**Task**
Your task is to copy the material exactly.

**Records to process**

☆ ☆ ☆

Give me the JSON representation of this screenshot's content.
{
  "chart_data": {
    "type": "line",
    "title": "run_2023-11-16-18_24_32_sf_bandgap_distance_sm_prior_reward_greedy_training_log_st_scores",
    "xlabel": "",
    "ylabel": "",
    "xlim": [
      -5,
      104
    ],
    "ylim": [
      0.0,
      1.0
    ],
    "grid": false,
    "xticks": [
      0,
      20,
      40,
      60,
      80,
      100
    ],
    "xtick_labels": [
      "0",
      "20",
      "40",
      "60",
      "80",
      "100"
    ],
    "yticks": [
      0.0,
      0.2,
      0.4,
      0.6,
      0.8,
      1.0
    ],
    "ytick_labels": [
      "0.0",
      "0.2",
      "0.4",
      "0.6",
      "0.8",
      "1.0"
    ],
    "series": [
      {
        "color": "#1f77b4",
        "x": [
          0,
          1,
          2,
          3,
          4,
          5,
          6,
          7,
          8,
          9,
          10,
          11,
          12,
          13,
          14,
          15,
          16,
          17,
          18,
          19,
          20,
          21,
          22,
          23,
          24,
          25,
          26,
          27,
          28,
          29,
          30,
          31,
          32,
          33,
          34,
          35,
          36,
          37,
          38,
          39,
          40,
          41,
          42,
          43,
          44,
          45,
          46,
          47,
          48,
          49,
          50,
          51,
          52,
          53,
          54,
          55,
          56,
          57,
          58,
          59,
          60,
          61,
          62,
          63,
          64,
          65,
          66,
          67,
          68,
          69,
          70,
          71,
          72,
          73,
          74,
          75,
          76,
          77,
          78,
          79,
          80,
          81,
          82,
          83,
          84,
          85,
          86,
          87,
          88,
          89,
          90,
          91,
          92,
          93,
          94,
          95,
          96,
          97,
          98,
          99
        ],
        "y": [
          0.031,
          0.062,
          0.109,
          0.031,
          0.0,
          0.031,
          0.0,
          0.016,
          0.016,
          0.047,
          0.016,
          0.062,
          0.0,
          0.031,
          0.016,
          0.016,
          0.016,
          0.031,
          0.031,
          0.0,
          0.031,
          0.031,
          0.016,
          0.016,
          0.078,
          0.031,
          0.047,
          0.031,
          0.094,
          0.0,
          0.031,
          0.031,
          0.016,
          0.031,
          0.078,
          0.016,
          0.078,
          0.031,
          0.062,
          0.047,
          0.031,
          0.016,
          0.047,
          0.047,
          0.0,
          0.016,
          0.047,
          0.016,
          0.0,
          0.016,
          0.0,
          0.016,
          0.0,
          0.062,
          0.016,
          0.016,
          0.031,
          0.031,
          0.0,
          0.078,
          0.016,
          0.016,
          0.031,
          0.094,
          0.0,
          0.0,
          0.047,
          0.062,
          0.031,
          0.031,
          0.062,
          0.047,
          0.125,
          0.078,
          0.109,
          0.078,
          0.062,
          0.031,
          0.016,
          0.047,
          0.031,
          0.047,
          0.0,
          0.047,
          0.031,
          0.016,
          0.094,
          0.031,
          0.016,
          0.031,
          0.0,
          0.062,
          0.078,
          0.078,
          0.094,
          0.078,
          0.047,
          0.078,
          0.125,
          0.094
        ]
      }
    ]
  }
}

☆ ☆ ☆

**Completed exercise**
Give me the JSON representation of this screenshot's content.
{
  "chart_data": {
    "type": "line",
    "title": "run_2023-11-16-18_24_32_sf_bandgap_distance_sm_prior_reward_greedy_training_log_st_scores",
    "xlabel": "",
    "ylabel": "",
    "xlim": [
      -5,
      104
    ],
    "ylim": [
      0.0,
      1.0
    ],
    "grid": false,
    "xticks": [
      0,
      20,
      40,
      60,
      80,
      100
    ],
    "xtick_labels": [
      "0",
      "20",
      "40",
      "60",
      "80",
      "100"
    ],
    "yticks": [
      0.0,
      0.2,
      0.4,
      0.6,
      0.8,
      1.0
    ],
    "ytick_labels": [
      "0.0",
      "0.2",
      "0.4",
      "0.6",
      "0.8",
      "1.0"
    ],
    "series": [
      {
        "color": "#1f77b4",
        "x": [
          0,
          1,
          2,
          3,
          4,
          5,
          6,
          7,
          8,
          9,
          10,
          11,
          12,
          13,
          14,
          15,
          16,
          17,
          18,
          19,
          20,
          21,
          22,
          23,
          24,
          25,
          26,
          27,
          28,
          29,
          30,
          31,
          32,
          33,
          34,
          35,
          36,
          37,
          38,
          39,
          40,
          41,
          42,
          43,
          44,
          45,
          46,
          47,
          48,
          49,
          50,
          51,
          52,
          53,
          54,
          55,
          56,
          57,
          58,
          59,
          60,
          61,
          62,
          63,
          64,
          65,
          66,
          67,
          68,
          69,
          70,
          71,
          72,
          73,
          74,
          75,
          76,
          77,
          78,
          79,
          80,
          81,
          82,
          83,
          84,
          85,
          86,
          87,
          88,
          89,
          90,
          91,
          92,
          93,
          94,
          95,
          96,
          97,
          98,
          99
        ],
        "y": [
          0.031,
          0.062,
          0.109,
          0.031,
          0.0,
          0.031,
          0.0,
          0.016,
          0.016,
          0.047,
          0.016,
          0.062,
          0.0,
          0.031,
          0.016,
          0.016,
          0.016,
          0.031,
          0.031,
          0.0,
          0.031,
          0.031,
          0.016,
          0.016,
          0.078,
          0.031,
          0.047,
          0.031,
          0.094,
          0.0,
          0.031,
          0.031,
          0.016,
          0.031,
          0.078,
          0.016,
          0.078,
          0.031,
          0.062,
          0.047,
          0.031,
          0.016,
          0.047,
          0.047,
          0.0,
          0.016,
          0.047,
          0.016,
          0.0,
          0.016,
          0.0,
          0.016,
          0.0,
          0.062,
          0.016,
          0.016,
          0.031,
          0.031,
          0.0,
          0.078,
          0.016,
          0.016,
          0.031,
          0.094,
          0.0,
          0.0,
          0.047,
          0.062,
          0.031,
          0.031,
          0.062,
          0.047,
          0.125,
          0.078,
          0.109,
          0.078,
          0.062,
          0.031,
          0.016,
          0.047,
          0.031,
          0.047,
          0.0,
          0.047,
          0.031,
          0.016,
          0.094,
          0.031,
          0.016,
          0.031,
          0.0,
          0.062,
          0.078,
          0.078,
          0.094,
          0.078,
          0.047,
          0.078,
          0.125,
          0.094
        ]
      }
    ]
  }
}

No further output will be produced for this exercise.